## Written problem
Copy out the whole listing exactly as written, leaving the pictures behind.

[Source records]

···

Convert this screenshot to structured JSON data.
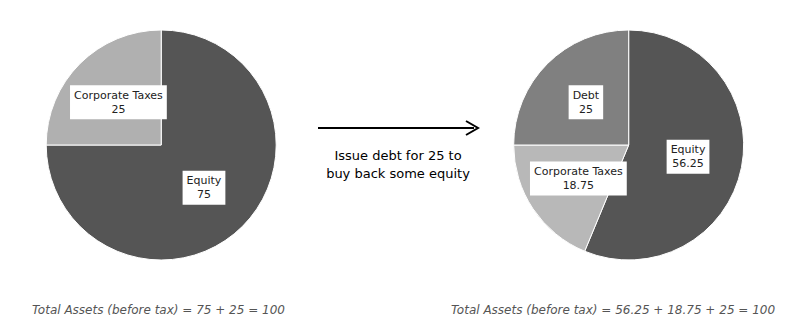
{
  "chart_data": [
    {
      "type": "pie",
      "categories": [
        "Equity",
        "Corporate Taxes"
      ],
      "values": [
        75,
        25
      ],
      "colors": [
        "#555555",
        "#b0b0b0"
      ],
      "data_labels": true,
      "annotations": [
        "Total Assets (before tax) = 75 + 25 = 100"
      ]
    },
    {
      "type": "pie",
      "categories": [
        "Equity",
        "Corporate Taxes",
        "Debt"
      ],
      "values": [
        56.25,
        18.75,
        25
      ],
      "colors": [
        "#555555",
        "#b8b8b8",
        "#808080"
      ],
      "data_labels": true,
      "annotations": [
        "Total Assets (before tax) = 56.25 + 18.75 + 25 = 100"
      ]
    }
  ],
  "annotations": [
    "Issue debt for 25 to\nbuy back some equity"
  ]
}
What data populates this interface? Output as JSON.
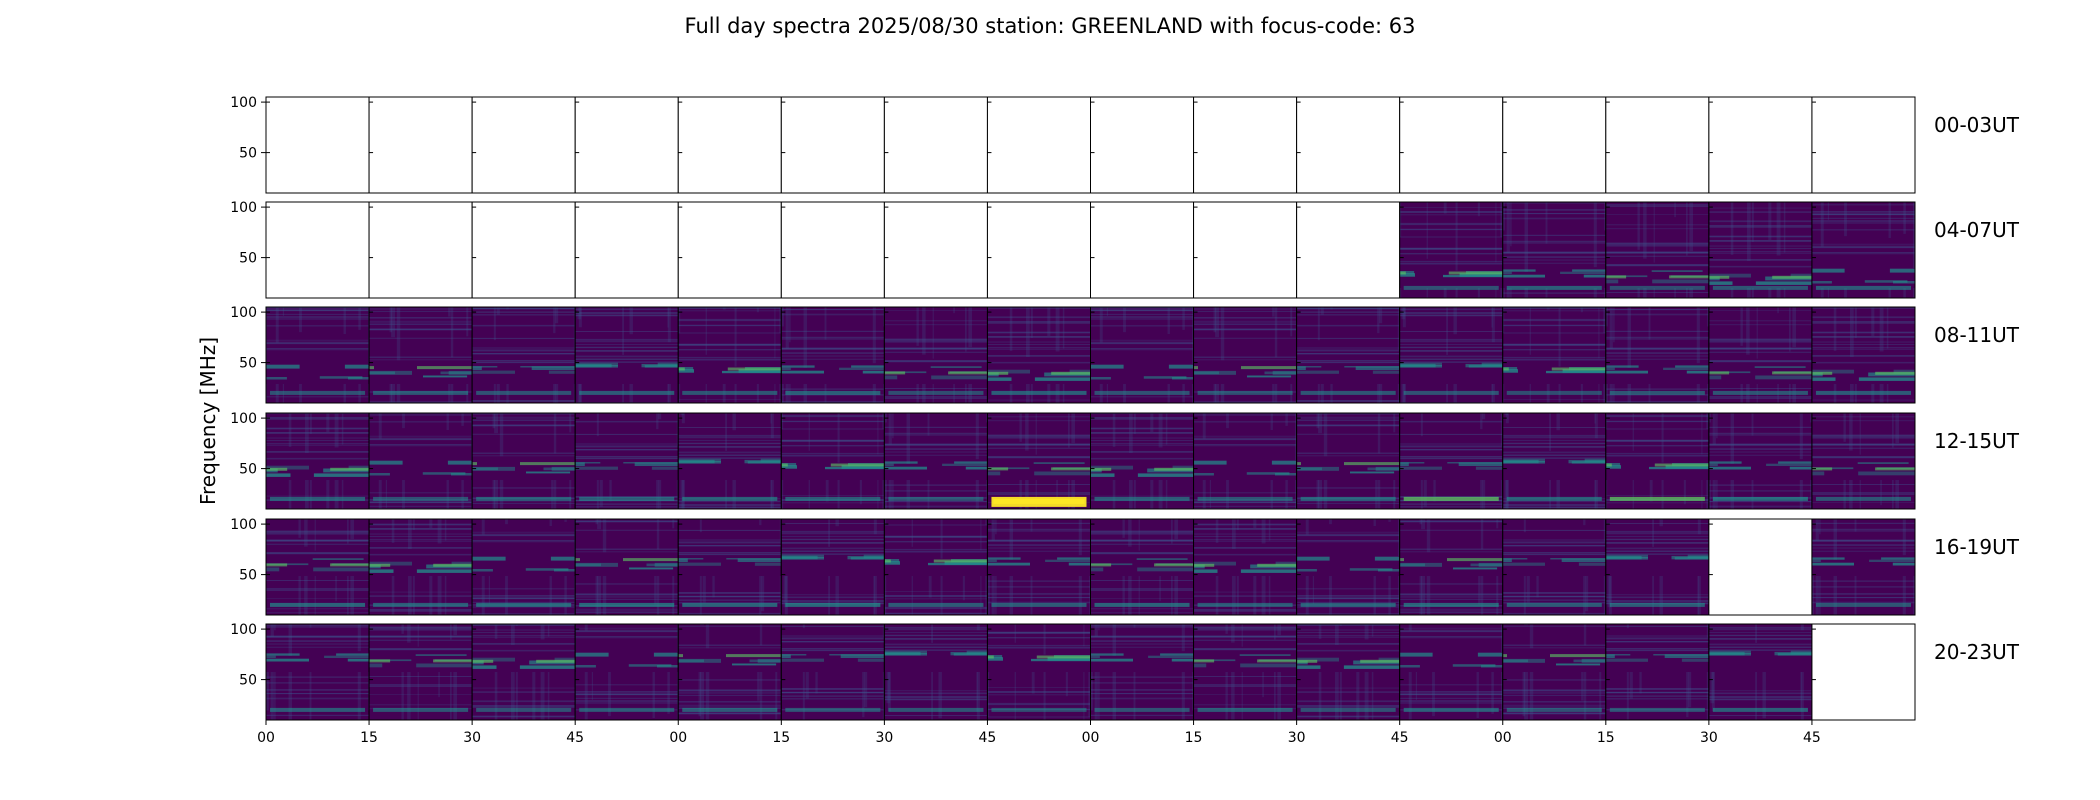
{
  "chart_data": {
    "type": "heatmap",
    "title": "Full day spectra 2025/08/30 station: GREENLAND with focus-code: 63",
    "ylabel": "Frequency [MHz]",
    "xlabel": "",
    "ylim": [
      10,
      105
    ],
    "y_ticks": [
      100,
      50
    ],
    "x_ticks": [
      "00",
      "15",
      "30",
      "45",
      "00",
      "15",
      "30",
      "45",
      "00",
      "15",
      "30",
      "45",
      "00",
      "15",
      "30",
      "45"
    ],
    "panels_per_row": 16,
    "panel_minutes": 15,
    "colormap": [
      "#440154",
      "#3b528b",
      "#21918c",
      "#5ec962",
      "#fde725"
    ],
    "rows": [
      {
        "label": "00-03UT",
        "has_data": [
          0,
          0,
          0,
          0,
          0,
          0,
          0,
          0,
          0,
          0,
          0,
          0,
          0,
          0,
          0,
          0
        ],
        "intensity": [
          0,
          0,
          0,
          0,
          0,
          0,
          0,
          0,
          0,
          0,
          0,
          0,
          0,
          0,
          0,
          0
        ]
      },
      {
        "label": "04-07UT",
        "has_data": [
          0,
          0,
          0,
          0,
          0,
          0,
          0,
          0,
          0,
          0,
          0,
          1,
          1,
          1,
          1,
          1
        ],
        "intensity": [
          0,
          0,
          0,
          0,
          0,
          0,
          0,
          0,
          0,
          0,
          0,
          0.35,
          0.5,
          0.3,
          0.4,
          0.45
        ]
      },
      {
        "label": "08-11UT",
        "has_data": [
          1,
          1,
          1,
          1,
          1,
          1,
          1,
          1,
          1,
          1,
          1,
          1,
          1,
          1,
          1,
          1
        ],
        "intensity": [
          0.35,
          0.4,
          0.35,
          0.45,
          0.4,
          0.5,
          0.3,
          0.5,
          0.35,
          0.3,
          0.4,
          0.35,
          0.3,
          0.4,
          0.4,
          0.45
        ]
      },
      {
        "label": "12-15UT",
        "has_data": [
          1,
          1,
          1,
          1,
          1,
          1,
          1,
          1,
          1,
          1,
          1,
          1,
          1,
          1,
          1,
          1
        ],
        "intensity": [
          0.45,
          0.35,
          0.4,
          0.45,
          0.5,
          0.45,
          0.35,
          1.0,
          0.45,
          0.4,
          0.45,
          0.7,
          0.5,
          0.7,
          0.6,
          0.4
        ]
      },
      {
        "label": "16-19UT",
        "has_data": [
          1,
          1,
          1,
          1,
          1,
          1,
          1,
          1,
          1,
          1,
          1,
          1,
          1,
          1,
          0,
          1
        ],
        "intensity": [
          0.55,
          0.45,
          0.55,
          0.6,
          0.55,
          0.6,
          0.45,
          0.45,
          0.55,
          0.4,
          0.45,
          0.55,
          0.45,
          0.45,
          0,
          0.4
        ]
      },
      {
        "label": "20-23UT",
        "has_data": [
          1,
          1,
          1,
          1,
          1,
          1,
          1,
          1,
          1,
          1,
          1,
          1,
          1,
          1,
          1,
          0
        ],
        "intensity": [
          0.45,
          0.4,
          0.35,
          0.4,
          0.45,
          0.35,
          0.4,
          0.3,
          0.35,
          0.45,
          0.35,
          0.45,
          0.35,
          0.35,
          0.5,
          0
        ]
      }
    ]
  }
}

···

## Finished answer
Convert this screenshot to structured JSON data.
{
  "chart_data": [
    {
      "type": "pie",
      "categories": [
        "Equity",
        "Corporate Taxes"
      ],
      "values": [
        75,
        25
      ],
      "colors": [
        "#555555",
        "#b0b0b0"
      ],
      "data_labels": true,
      "annotations": [
        "Total Assets (before tax) = 75 + 25 = 100"
      ]
    },
    {
      "type": "pie",
      "categories": [
        "Equity",
        "Corporate Taxes",
        "Debt"
      ],
      "values": [
        56.25,
        18.75,
        25
      ],
      "colors": [
        "#555555",
        "#b8b8b8",
        "#808080"
      ],
      "data_labels": true,
      "annotations": [
        "Total Assets (before tax) = 56.25 + 18.75 + 25 = 100"
      ]
    }
  ],
  "annotations": [
    "Issue debt for 25 to\nbuy back some equity"
  ]
}
What data populates this interface? Output as JSON.
{
  "chart_data": {
    "type": "heatmap",
    "title": "Full day spectra 2025/08/30 station: GREENLAND with focus-code: 63",
    "ylabel": "Frequency [MHz]",
    "xlabel": "",
    "ylim": [
      10,
      105
    ],
    "y_ticks": [
      100,
      50
    ],
    "x_ticks": [
      "00",
      "15",
      "30",
      "45",
      "00",
      "15",
      "30",
      "45",
      "00",
      "15",
      "30",
      "45",
      "00",
      "15",
      "30",
      "45"
    ],
    "panels_per_row": 16,
    "panel_minutes": 15,
    "colormap": [
      "#440154",
      "#3b528b",
      "#21918c",
      "#5ec962",
      "#fde725"
    ],
    "rows": [
      {
        "label": "00-03UT",
        "has_data": [
          0,
          0,
          0,
          0,
          0,
          0,
          0,
          0,
          0,
          0,
          0,
          0,
          0,
          0,
          0,
          0
        ],
        "intensity": [
          0,
          0,
          0,
          0,
          0,
          0,
          0,
          0,
          0,
          0,
          0,
          0,
          0,
          0,
          0,
          0
        ]
      },
      {
        "label": "04-07UT",
        "has_data": [
          0,
          0,
          0,
          0,
          0,
          0,
          0,
          0,
          0,
          0,
          0,
          1,
          1,
          1,
          1,
          1
        ],
        "intensity": [
          0,
          0,
          0,
          0,
          0,
          0,
          0,
          0,
          0,
          0,
          0,
          0.35,
          0.5,
          0.3,
          0.4,
          0.45
        ]
      },
      {
        "label": "08-11UT",
        "has_data": [
          1,
          1,
          1,
          1,
          1,
          1,
          1,
          1,
          1,
          1,
          1,
          1,
          1,
          1,
          1,
          1
        ],
        "intensity": [
          0.35,
          0.4,
          0.35,
          0.45,
          0.4,
          0.5,
          0.3,
          0.5,
          0.35,
          0.3,
          0.4,
          0.35,
          0.3,
          0.4,
          0.4,
          0.45
        ]
      },
      {
        "label": "12-15UT",
        "has_data": [
          1,
          1,
          1,
          1,
          1,
          1,
          1,
          1,
          1,
          1,
          1,
          1,
          1,
          1,
          1,
          1
        ],
        "intensity": [
          0.45,
          0.35,
          0.4,
          0.45,
          0.5,
          0.45,
          0.35,
          1.0,
          0.45,
          0.4,
          0.45,
          0.7,
          0.5,
          0.7,
          0.6,
          0.4
        ]
      },
      {
        "label": "16-19UT",
        "has_data": [
          1,
          1,
          1,
          1,
          1,
          1,
          1,
          1,
          1,
          1,
          1,
          1,
          1,
          1,
          0,
          1
        ],
        "intensity": [
          0.55,
          0.45,
          0.55,
          0.6,
          0.55,
          0.6,
          0.45,
          0.45,
          0.55,
          0.4,
          0.45,
          0.55,
          0.45,
          0.45,
          0,
          0.4
        ]
      },
      {
        "label": "20-23UT",
        "has_data": [
          1,
          1,
          1,
          1,
          1,
          1,
          1,
          1,
          1,
          1,
          1,
          1,
          1,
          1,
          1,
          0
        ],
        "intensity": [
          0.45,
          0.4,
          0.35,
          0.4,
          0.45,
          0.35,
          0.4,
          0.3,
          0.35,
          0.45,
          0.35,
          0.45,
          0.35,
          0.35,
          0.5,
          0
        ]
      }
    ]
  }
}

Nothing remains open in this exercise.